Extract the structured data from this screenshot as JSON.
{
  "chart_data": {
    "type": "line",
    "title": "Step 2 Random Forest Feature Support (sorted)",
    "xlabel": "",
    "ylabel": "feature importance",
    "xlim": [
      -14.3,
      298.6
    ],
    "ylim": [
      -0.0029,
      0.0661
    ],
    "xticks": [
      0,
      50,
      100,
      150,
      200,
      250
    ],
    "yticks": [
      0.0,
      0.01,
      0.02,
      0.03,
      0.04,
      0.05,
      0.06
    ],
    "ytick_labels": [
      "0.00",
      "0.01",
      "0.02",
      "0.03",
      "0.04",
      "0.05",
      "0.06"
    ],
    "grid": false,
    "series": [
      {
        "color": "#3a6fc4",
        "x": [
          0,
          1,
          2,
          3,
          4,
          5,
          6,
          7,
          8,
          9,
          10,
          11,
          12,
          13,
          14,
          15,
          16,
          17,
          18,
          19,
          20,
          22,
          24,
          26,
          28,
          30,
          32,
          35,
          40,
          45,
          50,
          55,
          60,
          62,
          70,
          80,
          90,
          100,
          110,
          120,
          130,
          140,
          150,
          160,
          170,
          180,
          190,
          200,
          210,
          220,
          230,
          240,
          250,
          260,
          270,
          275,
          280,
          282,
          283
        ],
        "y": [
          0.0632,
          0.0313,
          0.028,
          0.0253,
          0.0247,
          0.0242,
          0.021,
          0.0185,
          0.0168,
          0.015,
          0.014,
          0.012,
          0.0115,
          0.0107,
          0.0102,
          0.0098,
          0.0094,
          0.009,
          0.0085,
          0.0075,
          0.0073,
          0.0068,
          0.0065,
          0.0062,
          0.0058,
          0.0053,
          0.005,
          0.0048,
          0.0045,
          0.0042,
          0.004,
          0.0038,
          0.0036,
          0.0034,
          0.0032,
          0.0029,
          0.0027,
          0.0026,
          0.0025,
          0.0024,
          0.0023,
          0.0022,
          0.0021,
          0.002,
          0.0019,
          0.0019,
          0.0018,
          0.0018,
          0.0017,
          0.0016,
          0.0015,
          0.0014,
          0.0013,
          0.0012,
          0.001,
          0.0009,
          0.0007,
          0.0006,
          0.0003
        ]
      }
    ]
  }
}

━━━━━━━━━━

Give back the data above exactly as it appears.

Extract the structured data from this screenshot as JSON.
{
  "chart_data": {
    "type": "line",
    "title": "Step 2 Random Forest Feature Support (sorted)",
    "xlabel": "",
    "ylabel": "feature importance",
    "xlim": [
      -14.3,
      298.6
    ],
    "ylim": [
      -0.0029,
      0.0661
    ],
    "xticks": [
      0,
      50,
      100,
      150,
      200,
      250
    ],
    "yticks": [
      0.0,
      0.01,
      0.02,
      0.03,
      0.04,
      0.05,
      0.06
    ],
    "ytick_labels": [
      "0.00",
      "0.01",
      "0.02",
      "0.03",
      "0.04",
      "0.05",
      "0.06"
    ],
    "grid": false,
    "series": [
      {
        "color": "#3a6fc4",
        "x": [
          0,
          1,
          2,
          3,
          4,
          5,
          6,
          7,
          8,
          9,
          10,
          11,
          12,
          13,
          14,
          15,
          16,
          17,
          18,
          19,
          20,
          22,
          24,
          26,
          28,
          30,
          32,
          35,
          40,
          45,
          50,
          55,
          60,
          62,
          70,
          80,
          90,
          100,
          110,
          120,
          130,
          140,
          150,
          160,
          170,
          180,
          190,
          200,
          210,
          220,
          230,
          240,
          250,
          260,
          270,
          275,
          280,
          282,
          283
        ],
        "y": [
          0.0632,
          0.0313,
          0.028,
          0.0253,
          0.0247,
          0.0242,
          0.021,
          0.0185,
          0.0168,
          0.015,
          0.014,
          0.012,
          0.0115,
          0.0107,
          0.0102,
          0.0098,
          0.0094,
          0.009,
          0.0085,
          0.0075,
          0.0073,
          0.0068,
          0.0065,
          0.0062,
          0.0058,
          0.0053,
          0.005,
          0.0048,
          0.0045,
          0.0042,
          0.004,
          0.0038,
          0.0036,
          0.0034,
          0.0032,
          0.0029,
          0.0027,
          0.0026,
          0.0025,
          0.0024,
          0.0023,
          0.0022,
          0.0021,
          0.002,
          0.0019,
          0.0019,
          0.0018,
          0.0018,
          0.0017,
          0.0016,
          0.0015,
          0.0014,
          0.0013,
          0.0012,
          0.001,
          0.0009,
          0.0007,
          0.0006,
          0.0003
        ]
      }
    ]
  }
}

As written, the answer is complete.